— To do —
(A) Decide whether each of the following statements (i), (ii) and (iii) agrees with the Aspen history excerpt, answering yes or no and quoting the exact words of the excerpt that decide it. (i) Superintendent Earl Kelly asked for Aspen High to go back to eight-man football. (ii) The off-season rate reduction plan was initiated by the Chamber of Commerce. (iii) Woodrow's approval would have let the Aspen Skiing Company build nine ski lifts on Burnt Mountain.
(B) Transcribe the part of the Aspen history excerpt between "Plans to expand" and "Forest Service yesterday.", inclusive.

— Selection —
## Begin
An unfortunate affair occurred at the school building in connection with the examination Monday. The mother of two children sent home brought them back to school and insisted that nothing was the matter with the children, notwithstanding [that] three physicians declared they were suffering from scarlet fever, one of whom was actually scaling. The mother dressed the doctors down in fine shape and concluded by informing them they knew nothing whatever about scarlet fever. The lady did not subside until she was told it was strict quarantine or jail for hers.
From recent events the physicians and school board are convinced the spread of scarlet fever has been occasioned by parents who, knowing their child or children to have scarlet fever, kept the knowledge secret rather than be placed in quarantine, thus endangering the lives of their offspring and all those with whom they come in contact.
Organized, offseason rate reductions were under consideration in Aspen 50 years ago. The Aspen Times reported:
A uniform program of off-season rate reductions may be in the offing for guests of Aspen next year if plans now being discussed by the Chamber of Commerce and the Lodge Association materialize.
The plan, initiated by the lodge owners and perfected during the past few meetings, was presented to directors of the Chamber of Commerce at their regular meeting Tuesday, April 18.
In presenting the detailed plan to chamber directors, Philip Sceid, an official of both organizations, stated that the Skiing Corp. had agreed to cooperate if the plan were adopted and grant lift ticket reductions.
If adopted, the proposal would establish certain off-season periods during which all local businesses would offer rate reductions.
• • • •
The Aspen High football team was a little short-handed 50 years ago. The Aspen Times reported:
After a one-season try at fielding an 11-man football team last fall, the Aspen High School will return to eight-man contests this autumn, Superintendent Earl Kelly announced this week.
The decision was made at a meeting here Wednesday, April 19, attended by 10 superintendents of schools in the Lower Colorado River Valley League, in which Aspen participates. Kelly requested the change.
He explained that the Skiers could put only 14 men in uniform during most of the season and that enrollment in the high school was still too small, compared with other league schools, to field 11 men at one time.
Plans to expand the Snowmass Ski Area onto Burnt Mountain hit a hurdle 25 years ago. The Aspen Times reported:
A decision to send the Burnt Mountain ski expansion back to the drawing board was made by the Rocky Mountain Regional office of the U.S. Forest Service yesterday.
Deputy Regional Forester Sid Hanks’ decision overturns the Burnt Mountain approval made by White River National Forest Supervisor Richard Woodrow in August of last year.
Woodrow’s decision that Burnt Mountain could be developed for an increased skier capacity of 6,600 was an unpopular one. It caused the State of Colorado Attorney General’s Office to appeal the decision on behalf of the Colorado Division of Wildlife and the State Highway Department.
The Colorado Wildlife Federation had filed a separate appeal.
Woodrow’s approval would have allowed the Aspen Skiing Company to build seven ski lifts on Burnt Mountain in 1991 or after.
## End
— Data supplied —
## Begin
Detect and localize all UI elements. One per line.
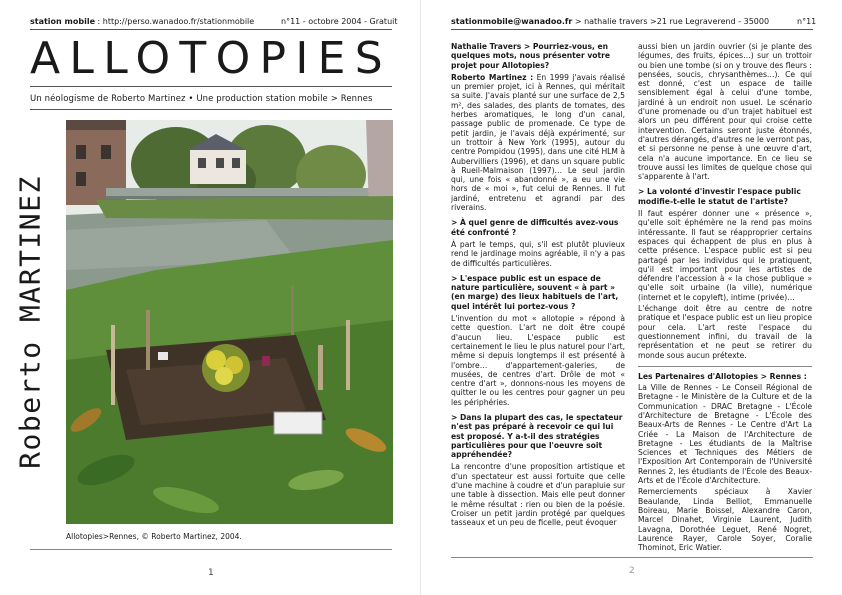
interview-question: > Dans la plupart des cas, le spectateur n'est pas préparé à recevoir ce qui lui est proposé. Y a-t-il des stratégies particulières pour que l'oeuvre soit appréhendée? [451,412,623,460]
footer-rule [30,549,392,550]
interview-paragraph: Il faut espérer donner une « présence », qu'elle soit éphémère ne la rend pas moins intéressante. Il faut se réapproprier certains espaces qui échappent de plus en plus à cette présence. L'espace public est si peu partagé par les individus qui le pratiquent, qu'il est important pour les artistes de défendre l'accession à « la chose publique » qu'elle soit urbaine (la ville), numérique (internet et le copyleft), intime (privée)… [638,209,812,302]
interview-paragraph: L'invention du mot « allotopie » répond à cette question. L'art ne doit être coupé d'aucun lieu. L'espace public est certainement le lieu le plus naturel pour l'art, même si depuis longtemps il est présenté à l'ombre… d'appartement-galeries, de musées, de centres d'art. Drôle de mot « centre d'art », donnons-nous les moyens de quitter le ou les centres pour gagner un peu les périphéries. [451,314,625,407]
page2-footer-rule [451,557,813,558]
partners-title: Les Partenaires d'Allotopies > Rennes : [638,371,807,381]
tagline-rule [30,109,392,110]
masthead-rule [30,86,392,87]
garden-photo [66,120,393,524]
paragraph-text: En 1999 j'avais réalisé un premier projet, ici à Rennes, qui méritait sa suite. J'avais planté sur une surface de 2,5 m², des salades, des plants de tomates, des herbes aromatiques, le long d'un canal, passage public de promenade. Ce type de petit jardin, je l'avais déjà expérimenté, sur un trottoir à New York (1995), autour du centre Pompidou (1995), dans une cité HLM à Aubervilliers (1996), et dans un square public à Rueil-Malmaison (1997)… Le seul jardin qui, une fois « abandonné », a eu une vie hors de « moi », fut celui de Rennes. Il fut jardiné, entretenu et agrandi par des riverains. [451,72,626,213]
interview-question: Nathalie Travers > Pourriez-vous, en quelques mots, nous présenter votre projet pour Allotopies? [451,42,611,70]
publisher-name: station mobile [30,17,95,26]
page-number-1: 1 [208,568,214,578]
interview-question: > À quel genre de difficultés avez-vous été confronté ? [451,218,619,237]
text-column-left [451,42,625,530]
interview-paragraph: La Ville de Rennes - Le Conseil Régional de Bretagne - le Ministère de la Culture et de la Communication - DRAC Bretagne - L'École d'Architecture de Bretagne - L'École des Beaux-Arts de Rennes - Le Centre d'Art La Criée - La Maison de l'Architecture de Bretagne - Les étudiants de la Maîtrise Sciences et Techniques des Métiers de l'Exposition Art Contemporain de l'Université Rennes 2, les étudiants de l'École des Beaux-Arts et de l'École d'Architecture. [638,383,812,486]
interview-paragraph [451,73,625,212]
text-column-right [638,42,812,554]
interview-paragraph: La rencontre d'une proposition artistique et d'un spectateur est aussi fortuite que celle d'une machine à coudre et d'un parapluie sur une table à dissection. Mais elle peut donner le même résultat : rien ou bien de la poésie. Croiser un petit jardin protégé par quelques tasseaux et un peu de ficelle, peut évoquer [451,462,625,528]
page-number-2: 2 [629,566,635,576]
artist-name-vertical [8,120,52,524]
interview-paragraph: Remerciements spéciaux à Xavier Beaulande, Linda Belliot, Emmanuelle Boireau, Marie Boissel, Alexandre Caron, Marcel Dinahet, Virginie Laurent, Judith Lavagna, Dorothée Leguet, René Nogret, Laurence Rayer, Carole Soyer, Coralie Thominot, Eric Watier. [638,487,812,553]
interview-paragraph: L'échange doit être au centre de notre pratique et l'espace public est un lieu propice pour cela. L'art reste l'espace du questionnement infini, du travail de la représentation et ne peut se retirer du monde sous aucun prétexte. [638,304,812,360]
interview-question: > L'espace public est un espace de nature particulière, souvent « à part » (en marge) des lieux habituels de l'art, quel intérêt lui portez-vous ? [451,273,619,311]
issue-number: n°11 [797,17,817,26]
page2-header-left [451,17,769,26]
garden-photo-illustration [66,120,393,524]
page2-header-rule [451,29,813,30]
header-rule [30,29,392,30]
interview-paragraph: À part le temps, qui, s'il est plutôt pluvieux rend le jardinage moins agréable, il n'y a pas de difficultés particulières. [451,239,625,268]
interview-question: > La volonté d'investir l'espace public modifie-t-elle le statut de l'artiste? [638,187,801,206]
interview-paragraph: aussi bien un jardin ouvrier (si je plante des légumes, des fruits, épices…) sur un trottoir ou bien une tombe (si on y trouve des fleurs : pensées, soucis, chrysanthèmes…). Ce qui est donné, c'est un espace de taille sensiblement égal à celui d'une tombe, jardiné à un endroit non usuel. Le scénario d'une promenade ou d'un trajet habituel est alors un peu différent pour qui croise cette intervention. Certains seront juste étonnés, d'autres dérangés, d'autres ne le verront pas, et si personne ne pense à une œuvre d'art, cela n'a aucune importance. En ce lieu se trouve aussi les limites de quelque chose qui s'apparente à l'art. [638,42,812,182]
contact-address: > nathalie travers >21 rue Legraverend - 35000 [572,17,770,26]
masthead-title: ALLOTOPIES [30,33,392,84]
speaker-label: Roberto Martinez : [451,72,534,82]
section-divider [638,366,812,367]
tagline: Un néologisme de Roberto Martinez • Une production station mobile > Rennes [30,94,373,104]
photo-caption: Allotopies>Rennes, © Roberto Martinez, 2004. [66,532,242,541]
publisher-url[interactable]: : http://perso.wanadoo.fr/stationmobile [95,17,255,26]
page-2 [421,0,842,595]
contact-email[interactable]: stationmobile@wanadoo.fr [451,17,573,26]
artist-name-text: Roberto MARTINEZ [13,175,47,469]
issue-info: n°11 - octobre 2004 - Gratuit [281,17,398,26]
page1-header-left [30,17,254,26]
## End
## Begin
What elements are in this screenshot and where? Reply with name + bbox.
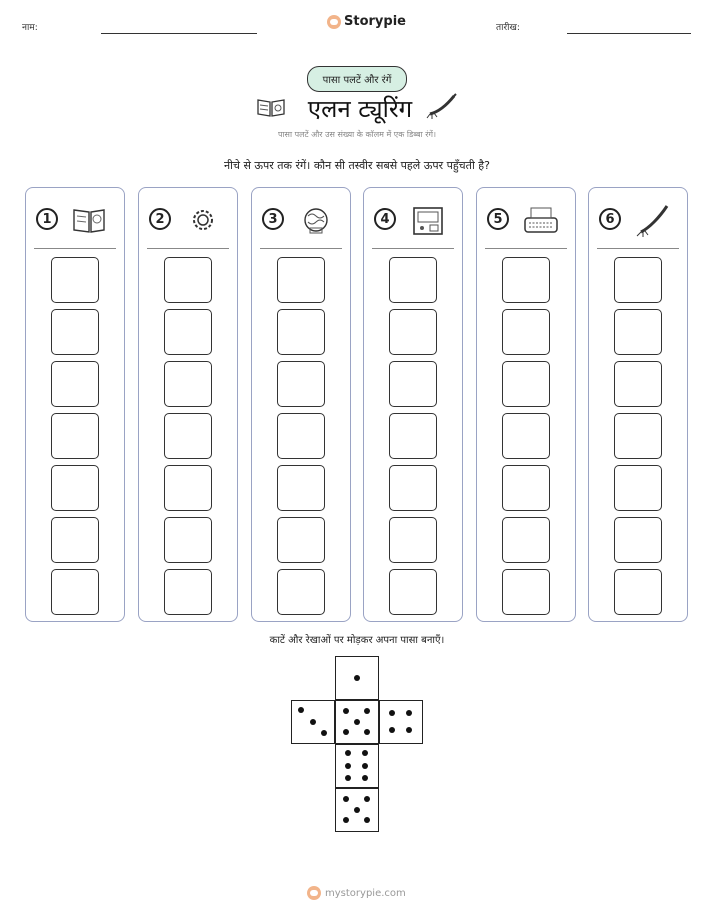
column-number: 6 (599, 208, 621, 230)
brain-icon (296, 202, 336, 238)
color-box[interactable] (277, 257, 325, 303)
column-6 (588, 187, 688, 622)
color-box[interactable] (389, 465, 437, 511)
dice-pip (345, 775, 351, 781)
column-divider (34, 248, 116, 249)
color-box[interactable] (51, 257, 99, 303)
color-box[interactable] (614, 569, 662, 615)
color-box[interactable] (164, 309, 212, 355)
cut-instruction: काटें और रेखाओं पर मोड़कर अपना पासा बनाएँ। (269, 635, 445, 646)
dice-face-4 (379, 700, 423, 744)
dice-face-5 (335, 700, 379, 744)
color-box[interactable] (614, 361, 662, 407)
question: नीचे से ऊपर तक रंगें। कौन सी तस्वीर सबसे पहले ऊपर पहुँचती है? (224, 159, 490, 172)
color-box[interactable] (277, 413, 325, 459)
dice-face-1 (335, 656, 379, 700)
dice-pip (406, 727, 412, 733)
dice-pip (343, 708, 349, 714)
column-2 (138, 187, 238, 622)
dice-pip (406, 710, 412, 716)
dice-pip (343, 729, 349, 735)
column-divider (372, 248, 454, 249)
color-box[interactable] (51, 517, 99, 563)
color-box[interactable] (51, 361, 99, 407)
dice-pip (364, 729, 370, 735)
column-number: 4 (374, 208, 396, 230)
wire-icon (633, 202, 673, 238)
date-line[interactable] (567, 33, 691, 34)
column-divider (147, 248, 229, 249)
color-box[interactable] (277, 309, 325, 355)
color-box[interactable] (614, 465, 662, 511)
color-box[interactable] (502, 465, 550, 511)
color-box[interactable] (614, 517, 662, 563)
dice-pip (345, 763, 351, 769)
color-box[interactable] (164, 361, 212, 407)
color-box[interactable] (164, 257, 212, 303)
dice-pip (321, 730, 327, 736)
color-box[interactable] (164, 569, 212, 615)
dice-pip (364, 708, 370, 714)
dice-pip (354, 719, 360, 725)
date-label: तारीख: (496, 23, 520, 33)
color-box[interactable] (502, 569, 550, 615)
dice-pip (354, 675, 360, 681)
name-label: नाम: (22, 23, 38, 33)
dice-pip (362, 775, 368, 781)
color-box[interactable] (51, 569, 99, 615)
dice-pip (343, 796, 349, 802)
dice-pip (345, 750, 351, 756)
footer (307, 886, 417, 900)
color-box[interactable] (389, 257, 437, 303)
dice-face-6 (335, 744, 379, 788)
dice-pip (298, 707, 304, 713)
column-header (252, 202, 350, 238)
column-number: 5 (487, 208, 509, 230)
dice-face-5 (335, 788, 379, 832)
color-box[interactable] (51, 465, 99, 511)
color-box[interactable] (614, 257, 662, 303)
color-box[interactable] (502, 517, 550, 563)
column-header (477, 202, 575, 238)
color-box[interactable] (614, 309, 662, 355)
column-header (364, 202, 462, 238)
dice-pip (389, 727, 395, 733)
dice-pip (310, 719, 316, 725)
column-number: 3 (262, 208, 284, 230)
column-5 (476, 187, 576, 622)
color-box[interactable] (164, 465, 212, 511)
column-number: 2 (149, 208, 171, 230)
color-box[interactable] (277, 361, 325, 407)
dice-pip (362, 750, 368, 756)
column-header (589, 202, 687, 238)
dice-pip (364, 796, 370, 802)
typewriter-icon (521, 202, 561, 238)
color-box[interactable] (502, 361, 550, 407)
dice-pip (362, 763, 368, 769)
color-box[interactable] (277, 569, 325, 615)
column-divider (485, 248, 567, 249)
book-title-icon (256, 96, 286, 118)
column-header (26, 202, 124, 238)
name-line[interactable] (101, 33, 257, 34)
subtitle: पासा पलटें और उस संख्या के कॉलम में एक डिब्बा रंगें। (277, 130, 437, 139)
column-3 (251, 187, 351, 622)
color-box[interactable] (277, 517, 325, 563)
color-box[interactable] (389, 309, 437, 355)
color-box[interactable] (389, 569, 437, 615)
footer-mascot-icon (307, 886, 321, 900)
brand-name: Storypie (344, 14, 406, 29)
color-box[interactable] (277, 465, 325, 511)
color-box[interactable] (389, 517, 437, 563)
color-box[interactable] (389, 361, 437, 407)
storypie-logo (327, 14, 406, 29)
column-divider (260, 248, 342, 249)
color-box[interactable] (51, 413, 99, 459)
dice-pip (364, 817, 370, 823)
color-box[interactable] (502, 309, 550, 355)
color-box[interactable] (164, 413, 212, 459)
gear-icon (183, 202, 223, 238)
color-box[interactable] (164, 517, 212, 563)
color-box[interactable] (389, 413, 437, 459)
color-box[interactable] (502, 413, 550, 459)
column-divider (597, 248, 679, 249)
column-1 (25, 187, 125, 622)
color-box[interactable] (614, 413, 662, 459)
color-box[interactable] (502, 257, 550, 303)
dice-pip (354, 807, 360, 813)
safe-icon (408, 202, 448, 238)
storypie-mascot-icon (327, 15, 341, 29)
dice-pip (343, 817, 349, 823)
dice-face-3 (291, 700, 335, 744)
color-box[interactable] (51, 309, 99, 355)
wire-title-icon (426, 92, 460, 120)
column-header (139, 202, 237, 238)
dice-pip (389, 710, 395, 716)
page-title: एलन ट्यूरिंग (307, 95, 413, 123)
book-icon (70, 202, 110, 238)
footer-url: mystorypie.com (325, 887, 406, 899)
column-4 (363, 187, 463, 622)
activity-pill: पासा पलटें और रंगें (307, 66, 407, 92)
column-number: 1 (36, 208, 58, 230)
## End
— Results —
(A)
(i) Yes: "Kelly requested the change."
(ii) No: "The plan, initiated by the lodge owners and perfected during the past few meetings"
(iii) No: "build seven ski lifts on Burnt Mountain in 1991 or after."

(B)
Plans to expand the Snowmass Ski Area onto Burnt Mountain hit a hurdle 25 years ago. The Aspen Times reported:
A decision to send the Burnt Mountain ski expansion back to the drawing board was made by the Rocky Mountain Regional office of the U.S. Forest Service yesterday.